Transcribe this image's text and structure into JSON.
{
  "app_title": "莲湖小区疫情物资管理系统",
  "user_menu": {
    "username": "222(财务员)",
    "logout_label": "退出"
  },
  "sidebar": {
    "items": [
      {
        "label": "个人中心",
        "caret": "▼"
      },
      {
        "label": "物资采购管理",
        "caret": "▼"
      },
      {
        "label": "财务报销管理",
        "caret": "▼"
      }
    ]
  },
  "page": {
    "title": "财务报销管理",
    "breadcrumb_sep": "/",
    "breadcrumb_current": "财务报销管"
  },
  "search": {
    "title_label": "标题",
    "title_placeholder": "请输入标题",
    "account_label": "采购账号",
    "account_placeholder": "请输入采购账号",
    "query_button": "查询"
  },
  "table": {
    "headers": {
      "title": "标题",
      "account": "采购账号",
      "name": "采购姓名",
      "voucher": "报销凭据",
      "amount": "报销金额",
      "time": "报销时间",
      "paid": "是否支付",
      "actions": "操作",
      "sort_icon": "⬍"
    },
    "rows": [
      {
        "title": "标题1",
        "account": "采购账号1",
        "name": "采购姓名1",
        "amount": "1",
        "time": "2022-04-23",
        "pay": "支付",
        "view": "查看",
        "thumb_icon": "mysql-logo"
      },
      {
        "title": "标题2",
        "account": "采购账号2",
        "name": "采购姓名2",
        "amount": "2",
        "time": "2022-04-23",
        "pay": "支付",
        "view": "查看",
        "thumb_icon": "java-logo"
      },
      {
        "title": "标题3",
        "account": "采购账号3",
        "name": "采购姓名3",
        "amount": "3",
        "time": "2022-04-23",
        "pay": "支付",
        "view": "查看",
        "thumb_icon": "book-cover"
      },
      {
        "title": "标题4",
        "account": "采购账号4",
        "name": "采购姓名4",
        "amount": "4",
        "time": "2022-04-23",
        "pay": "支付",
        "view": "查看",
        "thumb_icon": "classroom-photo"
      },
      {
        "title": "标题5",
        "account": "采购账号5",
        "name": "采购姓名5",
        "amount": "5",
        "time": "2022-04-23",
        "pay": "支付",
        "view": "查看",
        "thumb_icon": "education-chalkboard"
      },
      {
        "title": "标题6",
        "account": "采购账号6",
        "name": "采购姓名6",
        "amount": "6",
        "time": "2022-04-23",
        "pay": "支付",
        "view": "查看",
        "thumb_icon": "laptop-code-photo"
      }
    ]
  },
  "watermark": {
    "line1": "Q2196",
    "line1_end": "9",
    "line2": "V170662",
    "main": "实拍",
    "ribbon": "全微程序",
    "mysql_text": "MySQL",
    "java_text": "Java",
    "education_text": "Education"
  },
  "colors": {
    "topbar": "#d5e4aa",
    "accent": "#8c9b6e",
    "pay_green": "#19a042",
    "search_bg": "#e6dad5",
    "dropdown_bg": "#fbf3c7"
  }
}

· · · · · · ·

Extract the listing in its entirety and repeat it exactly.

Transcribe this image's text and structure into JSON.
{
  "app_title": "莲湖小区疫情物资管理系统",
  "user_menu": {
    "username": "222(财务员)",
    "logout_label": "退出"
  },
  "sidebar": {
    "items": [
      {
        "label": "个人中心",
        "caret": "▼"
      },
      {
        "label": "物资采购管理",
        "caret": "▼"
      },
      {
        "label": "财务报销管理",
        "caret": "▼"
      }
    ]
  },
  "page": {
    "title": "财务报销管理",
    "breadcrumb_sep": "/",
    "breadcrumb_current": "财务报销管"
  },
  "search": {
    "title_label": "标题",
    "title_placeholder": "请输入标题",
    "account_label": "采购账号",
    "account_placeholder": "请输入采购账号",
    "query_button": "查询"
  },
  "table": {
    "headers": {
      "title": "标题",
      "account": "采购账号",
      "name": "采购姓名",
      "voucher": "报销凭据",
      "amount": "报销金额",
      "time": "报销时间",
      "paid": "是否支付",
      "actions": "操作",
      "sort_icon": "⬍"
    },
    "rows": [
      {
        "title": "标题1",
        "account": "采购账号1",
        "name": "采购姓名1",
        "amount": "1",
        "time": "2022-04-23",
        "pay": "支付",
        "view": "查看",
        "thumb_icon": "mysql-logo"
      },
      {
        "title": "标题2",
        "account": "采购账号2",
        "name": "采购姓名2",
        "amount": "2",
        "time": "2022-04-23",
        "pay": "支付",
        "view": "查看",
        "thumb_icon": "java-logo"
      },
      {
        "title": "标题3",
        "account": "采购账号3",
        "name": "采购姓名3",
        "amount": "3",
        "time": "2022-04-23",
        "pay": "支付",
        "view": "查看",
        "thumb_icon": "book-cover"
      },
      {
        "title": "标题4",
        "account": "采购账号4",
        "name": "采购姓名4",
        "amount": "4",
        "time": "2022-04-23",
        "pay": "支付",
        "view": "查看",
        "thumb_icon": "classroom-photo"
      },
      {
        "title": "标题5",
        "account": "采购账号5",
        "name": "采购姓名5",
        "amount": "5",
        "time": "2022-04-23",
        "pay": "支付",
        "view": "查看",
        "thumb_icon": "education-chalkboard"
      },
      {
        "title": "标题6",
        "account": "采购账号6",
        "name": "采购姓名6",
        "amount": "6",
        "time": "2022-04-23",
        "pay": "支付",
        "view": "查看",
        "thumb_icon": "laptop-code-photo"
      }
    ]
  },
  "watermark": {
    "line1": "Q2196",
    "line1_end": "9",
    "line2": "V170662",
    "main": "实拍",
    "ribbon": "全微程序",
    "mysql_text": "MySQL",
    "java_text": "Java",
    "education_text": "Education"
  },
  "colors": {
    "topbar": "#d5e4aa",
    "accent": "#8c9b6e",
    "pay_green": "#19a042",
    "search_bg": "#e6dad5",
    "dropdown_bg": "#fbf3c7"
  }
}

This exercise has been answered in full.